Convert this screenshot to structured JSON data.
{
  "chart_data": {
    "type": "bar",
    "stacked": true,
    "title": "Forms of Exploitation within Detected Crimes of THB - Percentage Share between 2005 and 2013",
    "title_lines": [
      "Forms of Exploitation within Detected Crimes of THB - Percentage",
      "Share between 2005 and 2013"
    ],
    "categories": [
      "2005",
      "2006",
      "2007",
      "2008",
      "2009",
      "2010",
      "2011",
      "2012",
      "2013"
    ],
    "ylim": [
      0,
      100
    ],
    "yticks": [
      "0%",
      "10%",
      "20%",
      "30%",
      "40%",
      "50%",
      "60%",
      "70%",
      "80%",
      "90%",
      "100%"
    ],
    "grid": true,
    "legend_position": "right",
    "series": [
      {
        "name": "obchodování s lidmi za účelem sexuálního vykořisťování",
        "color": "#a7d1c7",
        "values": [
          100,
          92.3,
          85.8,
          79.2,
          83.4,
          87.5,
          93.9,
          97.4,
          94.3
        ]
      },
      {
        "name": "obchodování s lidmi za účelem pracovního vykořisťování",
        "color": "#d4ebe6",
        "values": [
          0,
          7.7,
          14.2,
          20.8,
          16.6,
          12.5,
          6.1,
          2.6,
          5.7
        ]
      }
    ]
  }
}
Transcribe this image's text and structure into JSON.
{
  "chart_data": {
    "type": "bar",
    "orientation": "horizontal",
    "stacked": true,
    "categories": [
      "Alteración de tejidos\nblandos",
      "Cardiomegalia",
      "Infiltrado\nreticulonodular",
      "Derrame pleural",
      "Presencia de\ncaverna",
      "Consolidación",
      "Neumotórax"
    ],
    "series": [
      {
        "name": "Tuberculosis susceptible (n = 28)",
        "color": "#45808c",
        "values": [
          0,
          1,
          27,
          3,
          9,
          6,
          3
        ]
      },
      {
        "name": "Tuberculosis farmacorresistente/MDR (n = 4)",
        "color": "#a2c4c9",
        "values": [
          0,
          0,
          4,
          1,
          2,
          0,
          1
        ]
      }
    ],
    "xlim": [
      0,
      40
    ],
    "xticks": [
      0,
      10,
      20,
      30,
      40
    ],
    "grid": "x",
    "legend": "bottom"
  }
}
==============================
:: GOAL OF THE EXERCISE ::
Give the complete listing a second time, exactly as it reads.

:: WRITTEN SOLUTION ::
Convert this screenshot to structured JSON data.
{
  "chart_data": {
    "type": "bar",
    "stacked": true,
    "title": "Forms of Exploitation within Detected Crimes of THB - Percentage Share between 2005 and 2013",
    "title_lines": [
      "Forms of Exploitation within Detected Crimes of THB - Percentage",
      "Share between 2005 and 2013"
    ],
    "categories": [
      "2005",
      "2006",
      "2007",
      "2008",
      "2009",
      "2010",
      "2011",
      "2012",
      "2013"
    ],
    "ylim": [
      0,
      100
    ],
    "yticks": [
      "0%",
      "10%",
      "20%",
      "30%",
      "40%",
      "50%",
      "60%",
      "70%",
      "80%",
      "90%",
      "100%"
    ],
    "grid": true,
    "legend_position": "right",
    "series": [
      {
        "name": "obchodování s lidmi za účelem sexuálního vykořisťování",
        "color": "#a7d1c7",
        "values": [
          100,
          92.3,
          85.8,
          79.2,
          83.4,
          87.5,
          93.9,
          97.4,
          94.3
        ]
      },
      {
        "name": "obchodování s lidmi za účelem pracovního vykořisťování",
        "color": "#d4ebe6",
        "values": [
          0,
          7.7,
          14.2,
          20.8,
          16.6,
          12.5,
          6.1,
          2.6,
          5.7
        ]
      }
    ]
  }
}
Transcribe this image's text and structure into JSON.
{
  "chart_data": {
    "type": "bar",
    "orientation": "horizontal",
    "stacked": true,
    "categories": [
      "Alteración de tejidos\nblandos",
      "Cardiomegalia",
      "Infiltrado\nreticulonodular",
      "Derrame pleural",
      "Presencia de\ncaverna",
      "Consolidación",
      "Neumotórax"
    ],
    "series": [
      {
        "name": "Tuberculosis susceptible (n = 28)",
        "color": "#45808c",
        "values": [
          0,
          1,
          27,
          3,
          9,
          6,
          3
        ]
      },
      {
        "name": "Tuberculosis farmacorresistente/MDR (n = 4)",
        "color": "#a2c4c9",
        "values": [
          0,
          0,
          4,
          1,
          2,
          0,
          1
        ]
      }
    ],
    "xlim": [
      0,
      40
    ],
    "xticks": [
      0,
      10,
      20,
      30,
      40
    ],
    "grid": "x",
    "legend": "bottom"
  }
}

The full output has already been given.